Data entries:

((

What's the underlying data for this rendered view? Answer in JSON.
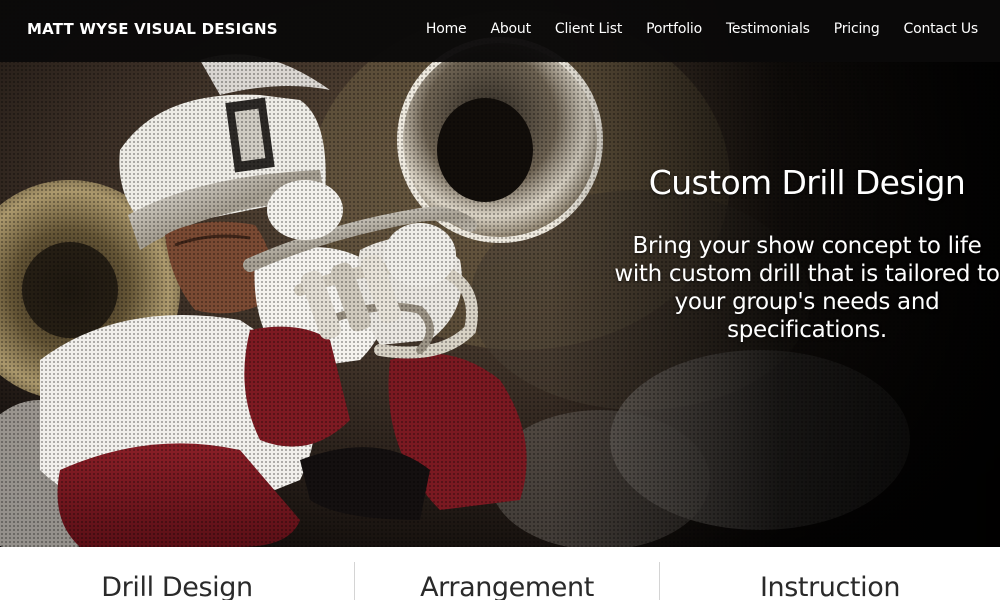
{
  "brand": {
    "name": "MATT WYSE VISUAL DESIGNS"
  },
  "nav": {
    "items": [
      {
        "label": "Home"
      },
      {
        "label": "About"
      },
      {
        "label": "Client List"
      },
      {
        "label": "Portfolio"
      },
      {
        "label": "Testimonials"
      },
      {
        "label": "Pricing"
      },
      {
        "label": "Contact Us"
      }
    ]
  },
  "hero": {
    "title": "Custom Drill Design",
    "body": "Bring your show concept to life with custom drill that is tailored to your group's needs and specifications.",
    "image": "marching-band-mellophone-player-photo"
  },
  "services": {
    "items": [
      {
        "title": "Drill Design"
      },
      {
        "title": "Arrangement"
      },
      {
        "title": "Instruction"
      }
    ]
  },
  "colors": {
    "header_bg": "#0a0909",
    "hero_text": "#ffffff",
    "service_text": "#2a2a2a",
    "uniform_red": "#7a1a22",
    "uniform_white": "#f2f0ec",
    "brass": "#b8a47a"
  }
}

))

- **Objective**:
Without the pictures, restate all the entries above exactly.

- **Final result**:
What's the underlying data for this rendered view? Answer in JSON.
{
  "brand": {
    "name": "MATT WYSE VISUAL DESIGNS"
  },
  "nav": {
    "items": [
      {
        "label": "Home"
      },
      {
        "label": "About"
      },
      {
        "label": "Client List"
      },
      {
        "label": "Portfolio"
      },
      {
        "label": "Testimonials"
      },
      {
        "label": "Pricing"
      },
      {
        "label": "Contact Us"
      }
    ]
  },
  "hero": {
    "title": "Custom Drill Design",
    "body": "Bring your show concept to life with custom drill that is tailored to your group's needs and specifications.",
    "image": "marching-band-mellophone-player-photo"
  },
  "services": {
    "items": [
      {
        "title": "Drill Design"
      },
      {
        "title": "Arrangement"
      },
      {
        "title": "Instruction"
      }
    ]
  },
  "colors": {
    "header_bg": "#0a0909",
    "hero_text": "#ffffff",
    "service_text": "#2a2a2a",
    "uniform_red": "#7a1a22",
    "uniform_white": "#f2f0ec",
    "brass": "#b8a47a"
  }
}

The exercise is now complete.